#### Exercise requirements
Restate the listing that follows word for word, without its pictures.

(Data extracted from a collection)
·····
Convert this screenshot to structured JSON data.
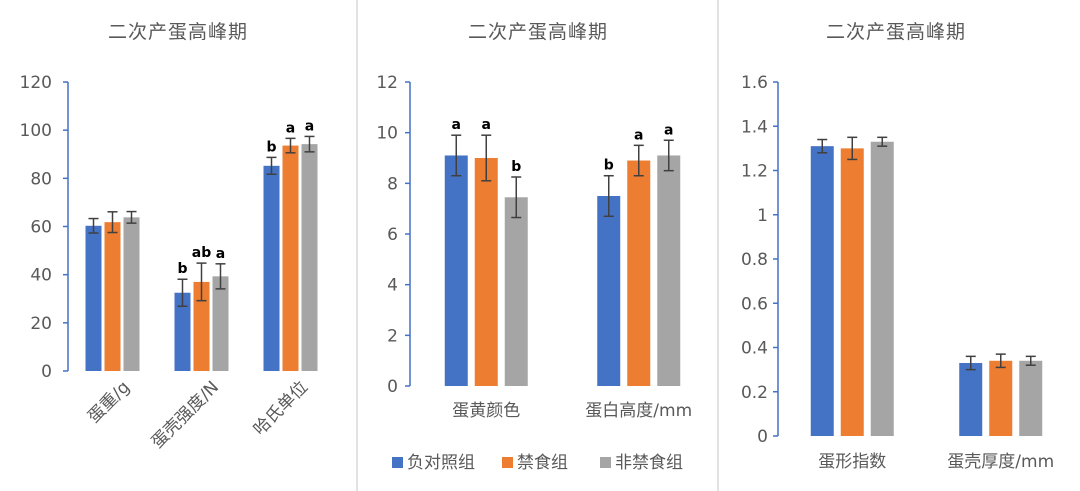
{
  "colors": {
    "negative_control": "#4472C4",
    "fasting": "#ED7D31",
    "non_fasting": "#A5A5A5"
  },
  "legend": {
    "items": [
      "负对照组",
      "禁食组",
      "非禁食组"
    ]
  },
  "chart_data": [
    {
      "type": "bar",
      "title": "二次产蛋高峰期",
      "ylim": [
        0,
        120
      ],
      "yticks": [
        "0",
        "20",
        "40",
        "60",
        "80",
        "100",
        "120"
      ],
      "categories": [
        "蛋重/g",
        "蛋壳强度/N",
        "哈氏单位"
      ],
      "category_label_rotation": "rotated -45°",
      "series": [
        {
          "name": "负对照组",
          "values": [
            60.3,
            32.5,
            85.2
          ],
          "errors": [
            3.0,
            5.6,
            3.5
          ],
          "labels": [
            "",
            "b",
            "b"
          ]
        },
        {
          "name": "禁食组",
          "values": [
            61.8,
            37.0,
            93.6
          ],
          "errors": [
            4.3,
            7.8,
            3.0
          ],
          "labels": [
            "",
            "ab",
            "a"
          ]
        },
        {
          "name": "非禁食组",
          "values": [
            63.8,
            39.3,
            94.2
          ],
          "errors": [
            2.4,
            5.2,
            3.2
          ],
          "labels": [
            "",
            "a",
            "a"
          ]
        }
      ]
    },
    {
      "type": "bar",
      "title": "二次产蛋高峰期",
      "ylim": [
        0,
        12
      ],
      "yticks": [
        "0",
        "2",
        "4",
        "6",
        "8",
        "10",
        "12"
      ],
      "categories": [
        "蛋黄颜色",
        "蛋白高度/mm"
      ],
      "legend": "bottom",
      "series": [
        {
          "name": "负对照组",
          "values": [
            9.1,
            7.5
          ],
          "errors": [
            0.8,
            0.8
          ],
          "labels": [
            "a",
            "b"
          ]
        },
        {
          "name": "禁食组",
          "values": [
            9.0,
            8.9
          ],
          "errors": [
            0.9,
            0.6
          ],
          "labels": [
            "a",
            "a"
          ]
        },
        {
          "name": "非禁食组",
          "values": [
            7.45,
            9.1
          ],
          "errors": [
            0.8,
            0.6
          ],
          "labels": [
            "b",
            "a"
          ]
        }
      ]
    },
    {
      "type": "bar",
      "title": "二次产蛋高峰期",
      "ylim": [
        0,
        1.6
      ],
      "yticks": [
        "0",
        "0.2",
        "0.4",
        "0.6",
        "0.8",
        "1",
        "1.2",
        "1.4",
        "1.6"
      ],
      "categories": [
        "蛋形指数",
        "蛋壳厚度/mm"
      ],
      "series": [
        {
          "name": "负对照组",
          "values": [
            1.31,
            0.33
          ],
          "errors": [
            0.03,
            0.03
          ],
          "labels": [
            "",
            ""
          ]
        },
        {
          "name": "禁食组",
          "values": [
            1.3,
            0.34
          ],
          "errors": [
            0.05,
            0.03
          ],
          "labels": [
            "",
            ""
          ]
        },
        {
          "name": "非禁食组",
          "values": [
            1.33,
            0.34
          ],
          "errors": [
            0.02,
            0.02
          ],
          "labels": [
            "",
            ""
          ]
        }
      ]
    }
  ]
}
·····
#### Worked solution
Convert this screenshot to structured JSON data.
{
  "colors": {
    "negative_control": "#4472C4",
    "fasting": "#ED7D31",
    "non_fasting": "#A5A5A5"
  },
  "legend": {
    "items": [
      "负对照组",
      "禁食组",
      "非禁食组"
    ]
  },
  "chart_data": [
    {
      "type": "bar",
      "title": "二次产蛋高峰期",
      "ylim": [
        0,
        120
      ],
      "yticks": [
        "0",
        "20",
        "40",
        "60",
        "80",
        "100",
        "120"
      ],
      "categories": [
        "蛋重/g",
        "蛋壳强度/N",
        "哈氏单位"
      ],
      "category_label_rotation": "rotated -45°",
      "series": [
        {
          "name": "负对照组",
          "values": [
            60.3,
            32.5,
            85.2
          ],
          "errors": [
            3.0,
            5.6,
            3.5
          ],
          "labels": [
            "",
            "b",
            "b"
          ]
        },
        {
          "name": "禁食组",
          "values": [
            61.8,
            37.0,
            93.6
          ],
          "errors": [
            4.3,
            7.8,
            3.0
          ],
          "labels": [
            "",
            "ab",
            "a"
          ]
        },
        {
          "name": "非禁食组",
          "values": [
            63.8,
            39.3,
            94.2
          ],
          "errors": [
            2.4,
            5.2,
            3.2
          ],
          "labels": [
            "",
            "a",
            "a"
          ]
        }
      ]
    },
    {
      "type": "bar",
      "title": "二次产蛋高峰期",
      "ylim": [
        0,
        12
      ],
      "yticks": [
        "0",
        "2",
        "4",
        "6",
        "8",
        "10",
        "12"
      ],
      "categories": [
        "蛋黄颜色",
        "蛋白高度/mm"
      ],
      "legend": "bottom",
      "series": [
        {
          "name": "负对照组",
          "values": [
            9.1,
            7.5
          ],
          "errors": [
            0.8,
            0.8
          ],
          "labels": [
            "a",
            "b"
          ]
        },
        {
          "name": "禁食组",
          "values": [
            9.0,
            8.9
          ],
          "errors": [
            0.9,
            0.6
          ],
          "labels": [
            "a",
            "a"
          ]
        },
        {
          "name": "非禁食组",
          "values": [
            7.45,
            9.1
          ],
          "errors": [
            0.8,
            0.6
          ],
          "labels": [
            "b",
            "a"
          ]
        }
      ]
    },
    {
      "type": "bar",
      "title": "二次产蛋高峰期",
      "ylim": [
        0,
        1.6
      ],
      "yticks": [
        "0",
        "0.2",
        "0.4",
        "0.6",
        "0.8",
        "1",
        "1.2",
        "1.4",
        "1.6"
      ],
      "categories": [
        "蛋形指数",
        "蛋壳厚度/mm"
      ],
      "series": [
        {
          "name": "负对照组",
          "values": [
            1.31,
            0.33
          ],
          "errors": [
            0.03,
            0.03
          ],
          "labels": [
            "",
            ""
          ]
        },
        {
          "name": "禁食组",
          "values": [
            1.3,
            0.34
          ],
          "errors": [
            0.05,
            0.03
          ],
          "labels": [
            "",
            ""
          ]
        },
        {
          "name": "非禁食组",
          "values": [
            1.33,
            0.34
          ],
          "errors": [
            0.02,
            0.02
          ],
          "labels": [
            "",
            ""
          ]
        }
      ]
    }
  ]
}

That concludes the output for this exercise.